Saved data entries
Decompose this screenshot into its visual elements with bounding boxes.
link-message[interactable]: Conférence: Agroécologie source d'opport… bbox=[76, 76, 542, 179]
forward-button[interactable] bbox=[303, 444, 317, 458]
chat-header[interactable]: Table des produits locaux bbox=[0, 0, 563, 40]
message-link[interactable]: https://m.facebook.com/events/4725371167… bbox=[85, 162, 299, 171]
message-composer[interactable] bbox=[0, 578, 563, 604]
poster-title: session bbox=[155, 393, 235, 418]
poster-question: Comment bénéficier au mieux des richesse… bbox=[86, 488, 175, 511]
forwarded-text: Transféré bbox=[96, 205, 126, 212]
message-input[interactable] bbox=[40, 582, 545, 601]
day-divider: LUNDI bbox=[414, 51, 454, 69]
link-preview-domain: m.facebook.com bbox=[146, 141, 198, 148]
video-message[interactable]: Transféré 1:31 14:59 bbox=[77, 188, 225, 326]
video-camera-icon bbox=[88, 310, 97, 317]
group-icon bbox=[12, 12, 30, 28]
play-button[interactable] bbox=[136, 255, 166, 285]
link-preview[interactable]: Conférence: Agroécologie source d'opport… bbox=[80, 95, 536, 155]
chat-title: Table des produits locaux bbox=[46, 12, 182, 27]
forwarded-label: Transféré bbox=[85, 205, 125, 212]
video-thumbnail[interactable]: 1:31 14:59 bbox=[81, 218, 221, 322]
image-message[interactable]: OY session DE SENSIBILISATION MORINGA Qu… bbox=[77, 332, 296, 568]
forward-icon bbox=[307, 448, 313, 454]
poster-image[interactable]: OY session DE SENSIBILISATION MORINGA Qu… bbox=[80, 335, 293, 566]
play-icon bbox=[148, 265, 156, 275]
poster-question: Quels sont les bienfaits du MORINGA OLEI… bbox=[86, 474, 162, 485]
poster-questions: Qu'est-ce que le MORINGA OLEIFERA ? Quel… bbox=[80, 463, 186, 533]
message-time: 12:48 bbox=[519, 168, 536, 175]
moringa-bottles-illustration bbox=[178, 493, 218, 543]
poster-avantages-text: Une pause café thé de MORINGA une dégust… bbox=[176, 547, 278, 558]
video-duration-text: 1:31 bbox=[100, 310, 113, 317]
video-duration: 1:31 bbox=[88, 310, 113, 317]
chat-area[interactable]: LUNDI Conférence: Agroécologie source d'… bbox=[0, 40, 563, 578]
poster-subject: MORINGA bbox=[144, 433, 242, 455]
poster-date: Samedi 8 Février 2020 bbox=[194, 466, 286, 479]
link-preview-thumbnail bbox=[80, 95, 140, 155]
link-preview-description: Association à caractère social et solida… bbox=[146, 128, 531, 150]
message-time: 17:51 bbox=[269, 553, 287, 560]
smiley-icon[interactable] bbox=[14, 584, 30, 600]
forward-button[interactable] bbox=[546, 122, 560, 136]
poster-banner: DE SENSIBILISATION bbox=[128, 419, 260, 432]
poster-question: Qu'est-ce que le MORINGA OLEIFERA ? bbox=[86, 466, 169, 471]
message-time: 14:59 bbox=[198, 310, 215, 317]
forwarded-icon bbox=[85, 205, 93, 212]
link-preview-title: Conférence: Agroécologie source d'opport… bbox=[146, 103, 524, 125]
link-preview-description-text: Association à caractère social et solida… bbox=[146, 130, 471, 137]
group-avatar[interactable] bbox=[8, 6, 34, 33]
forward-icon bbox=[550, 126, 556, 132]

> **Aim**: Switch "message-time" to "timestamp" wherever it appears in these lines, and write out all the lines again with nothing else changed.

> **Solution to this task**:
Decompose this screenshot into its visual elements with bounding boxes.
link-message[interactable]: Conférence: Agroécologie source d'opport… bbox=[76, 76, 542, 179]
forward-button[interactable] bbox=[303, 444, 317, 458]
chat-header[interactable]: Table des produits locaux bbox=[0, 0, 563, 40]
message-link[interactable]: https://m.facebook.com/events/4725371167… bbox=[85, 162, 299, 171]
message-composer[interactable] bbox=[0, 578, 563, 604]
poster-title: session bbox=[155, 393, 235, 418]
poster-question: Comment bénéficier au mieux des richesse… bbox=[86, 488, 175, 511]
forwarded-text: Transféré bbox=[96, 205, 126, 212]
message-input[interactable] bbox=[40, 582, 545, 601]
day-divider: LUNDI bbox=[414, 51, 454, 69]
link-preview-domain: m.facebook.com bbox=[146, 141, 198, 148]
video-message[interactable]: Transféré 1:31 14:59 bbox=[77, 188, 225, 326]
video-camera-icon bbox=[88, 310, 97, 317]
group-icon bbox=[12, 12, 30, 28]
play-button[interactable] bbox=[136, 255, 166, 285]
link-preview[interactable]: Conférence: Agroécologie source d'opport… bbox=[80, 95, 536, 155]
chat-title: Table des produits locaux bbox=[46, 12, 182, 27]
forwarded-label: Transféré bbox=[85, 205, 125, 212]
video-thumbnail[interactable]: 1:31 14:59 bbox=[81, 218, 221, 322]
image-message[interactable]: OY session DE SENSIBILISATION MORINGA Qu… bbox=[77, 332, 296, 568]
forward-icon bbox=[307, 448, 313, 454]
poster-image[interactable]: OY session DE SENSIBILISATION MORINGA Qu… bbox=[80, 335, 293, 566]
play-icon bbox=[148, 265, 156, 275]
poster-question: Quels sont les bienfaits du MORINGA OLEI… bbox=[86, 474, 162, 485]
poster-questions: Qu'est-ce que le MORINGA OLEIFERA ? Quel… bbox=[80, 463, 186, 533]
timestamp: 12:48 bbox=[519, 168, 536, 175]
moringa-bottles-illustration bbox=[178, 493, 218, 543]
poster-avantages-text: Une pause café thé de MORINGA une dégust… bbox=[176, 547, 278, 558]
video-duration-text: 1:31 bbox=[100, 310, 113, 317]
video-duration: 1:31 bbox=[88, 310, 113, 317]
chat-area[interactable]: LUNDI Conférence: Agroécologie source d'… bbox=[0, 40, 563, 578]
poster-subject: MORINGA bbox=[144, 433, 242, 455]
poster-date: Samedi 8 Février 2020 bbox=[194, 466, 286, 479]
link-preview-thumbnail bbox=[80, 95, 140, 155]
link-preview-description: Association à caractère social et solida… bbox=[146, 128, 531, 150]
timestamp: 17:51 bbox=[269, 553, 287, 560]
smiley-icon[interactable] bbox=[14, 584, 30, 600]
forward-button[interactable] bbox=[546, 122, 560, 136]
poster-banner: DE SENSIBILISATION bbox=[128, 419, 260, 432]
poster-question: Qu'est-ce que le MORINGA OLEIFERA ? bbox=[86, 466, 169, 471]
timestamp: 14:59 bbox=[198, 310, 215, 317]
forwarded-icon bbox=[85, 205, 93, 212]
link-preview-title: Conférence: Agroécologie source d'opport… bbox=[146, 103, 524, 125]
link-preview-description-text: Association à caractère social et solida… bbox=[146, 130, 471, 137]
group-avatar[interactable] bbox=[8, 6, 34, 33]
forward-icon bbox=[550, 126, 556, 132]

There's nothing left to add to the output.